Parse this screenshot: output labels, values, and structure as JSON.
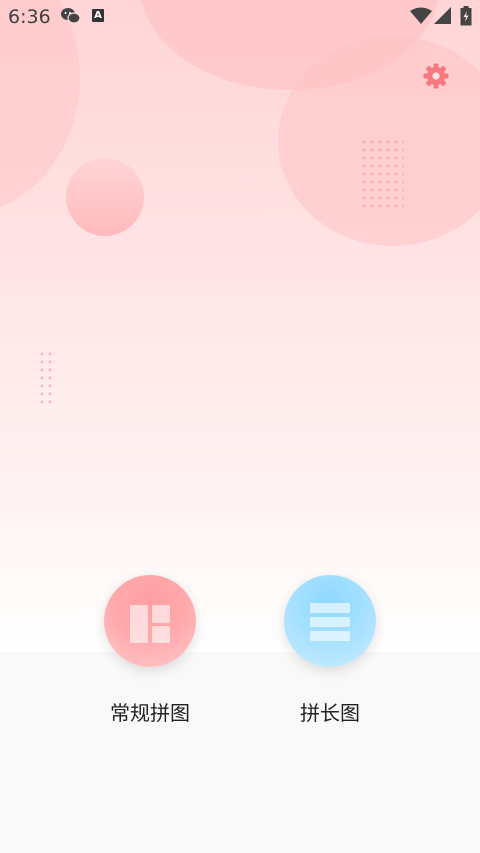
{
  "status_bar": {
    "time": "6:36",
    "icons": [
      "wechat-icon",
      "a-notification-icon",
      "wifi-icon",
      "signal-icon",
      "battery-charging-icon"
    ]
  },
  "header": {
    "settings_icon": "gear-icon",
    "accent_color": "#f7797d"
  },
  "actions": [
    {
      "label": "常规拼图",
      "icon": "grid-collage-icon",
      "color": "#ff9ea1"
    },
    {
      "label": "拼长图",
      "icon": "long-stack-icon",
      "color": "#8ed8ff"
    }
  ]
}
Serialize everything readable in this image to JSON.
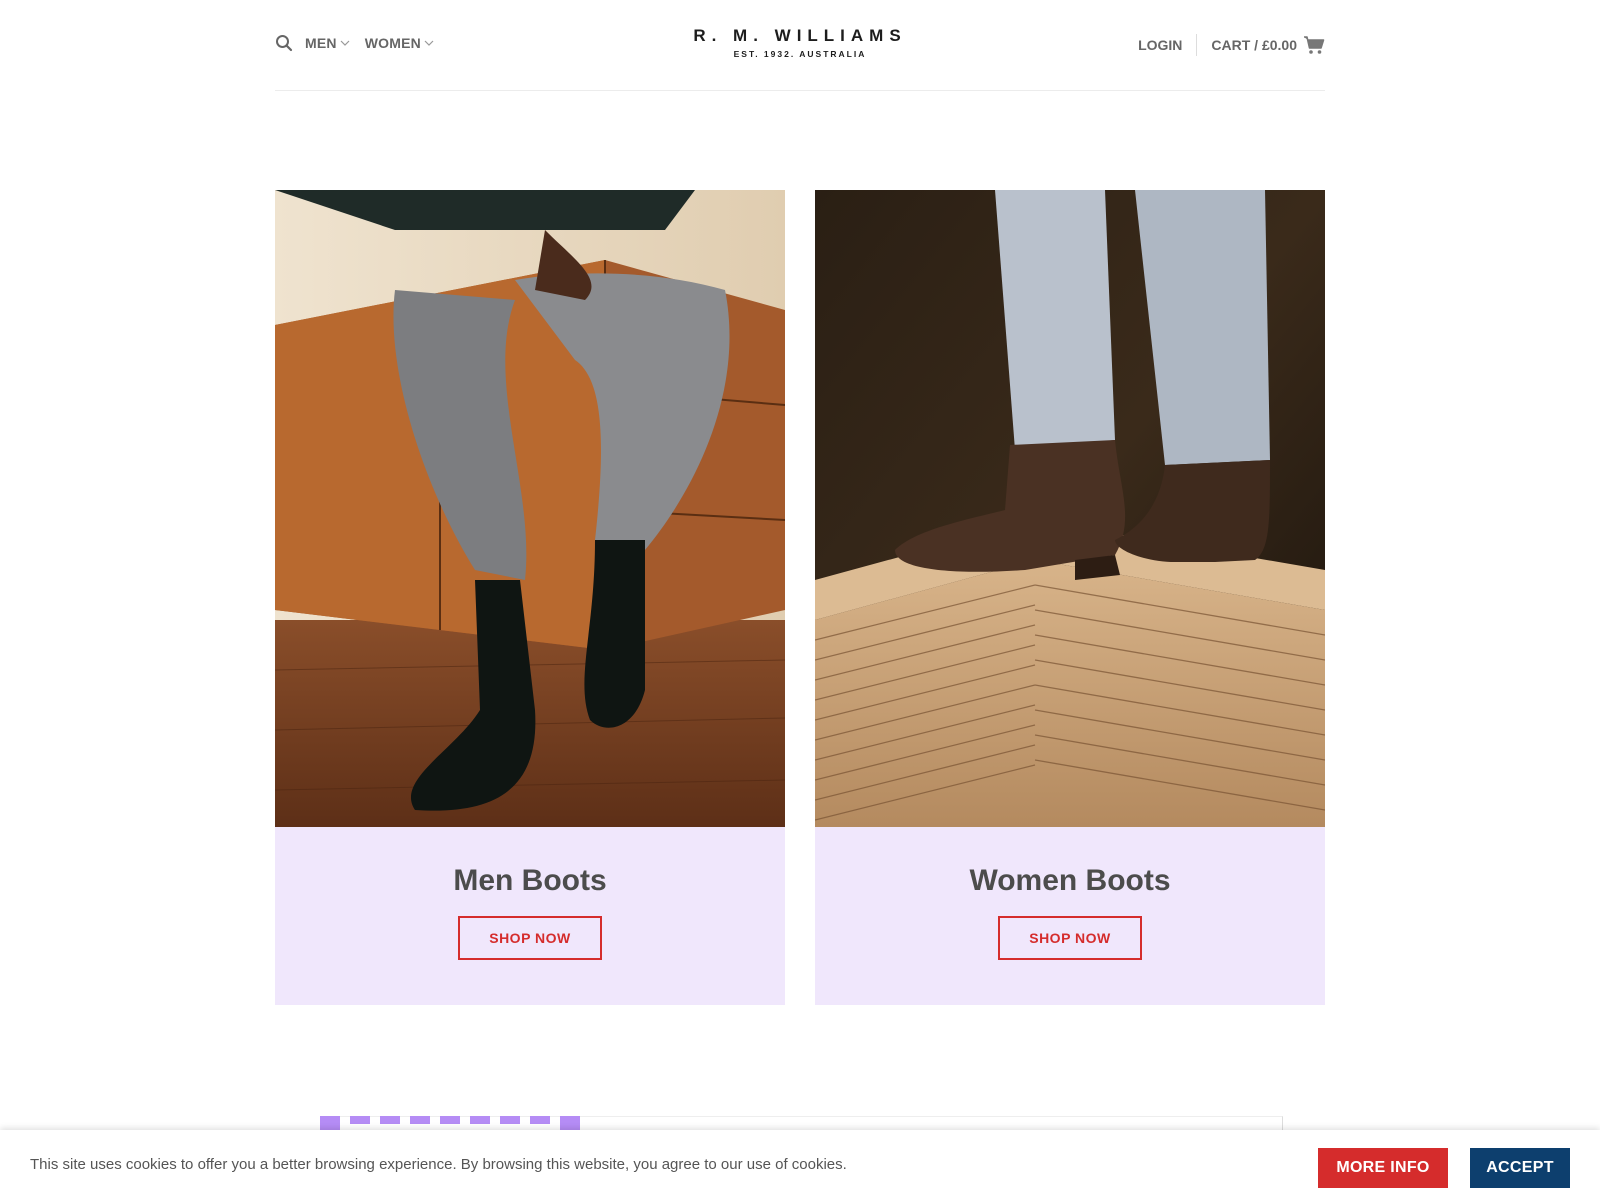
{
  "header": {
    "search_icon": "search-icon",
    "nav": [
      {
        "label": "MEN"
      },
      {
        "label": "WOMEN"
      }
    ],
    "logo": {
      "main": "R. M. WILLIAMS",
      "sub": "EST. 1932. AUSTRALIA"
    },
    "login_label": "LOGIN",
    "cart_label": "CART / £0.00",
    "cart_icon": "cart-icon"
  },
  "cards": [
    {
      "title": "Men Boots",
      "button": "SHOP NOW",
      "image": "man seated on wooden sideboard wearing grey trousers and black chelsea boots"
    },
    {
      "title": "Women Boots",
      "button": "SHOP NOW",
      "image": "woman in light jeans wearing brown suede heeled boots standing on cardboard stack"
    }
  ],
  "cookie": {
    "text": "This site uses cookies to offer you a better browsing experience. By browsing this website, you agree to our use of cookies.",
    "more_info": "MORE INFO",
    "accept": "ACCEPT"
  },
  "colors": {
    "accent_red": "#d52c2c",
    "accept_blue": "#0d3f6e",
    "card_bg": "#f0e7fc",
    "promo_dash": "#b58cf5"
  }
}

WHAT THE TASK REQUIRES: Quote, without alteration, the lines running from the line containing "Serialize everything readable" to the last line of the entries, and include no pictures.

ANSWER:
Serialize everything readable in this image to JSON.
{
  "header": {
    "search_icon": "search-icon",
    "nav": [
      {
        "label": "MEN"
      },
      {
        "label": "WOMEN"
      }
    ],
    "logo": {
      "main": "R. M. WILLIAMS",
      "sub": "EST. 1932. AUSTRALIA"
    },
    "login_label": "LOGIN",
    "cart_label": "CART / £0.00",
    "cart_icon": "cart-icon"
  },
  "cards": [
    {
      "title": "Men Boots",
      "button": "SHOP NOW",
      "image": "man seated on wooden sideboard wearing grey trousers and black chelsea boots"
    },
    {
      "title": "Women Boots",
      "button": "SHOP NOW",
      "image": "woman in light jeans wearing brown suede heeled boots standing on cardboard stack"
    }
  ],
  "cookie": {
    "text": "This site uses cookies to offer you a better browsing experience. By browsing this website, you agree to our use of cookies.",
    "more_info": "MORE INFO",
    "accept": "ACCEPT"
  },
  "colors": {
    "accent_red": "#d52c2c",
    "accept_blue": "#0d3f6e",
    "card_bg": "#f0e7fc",
    "promo_dash": "#b58cf5"
  }
}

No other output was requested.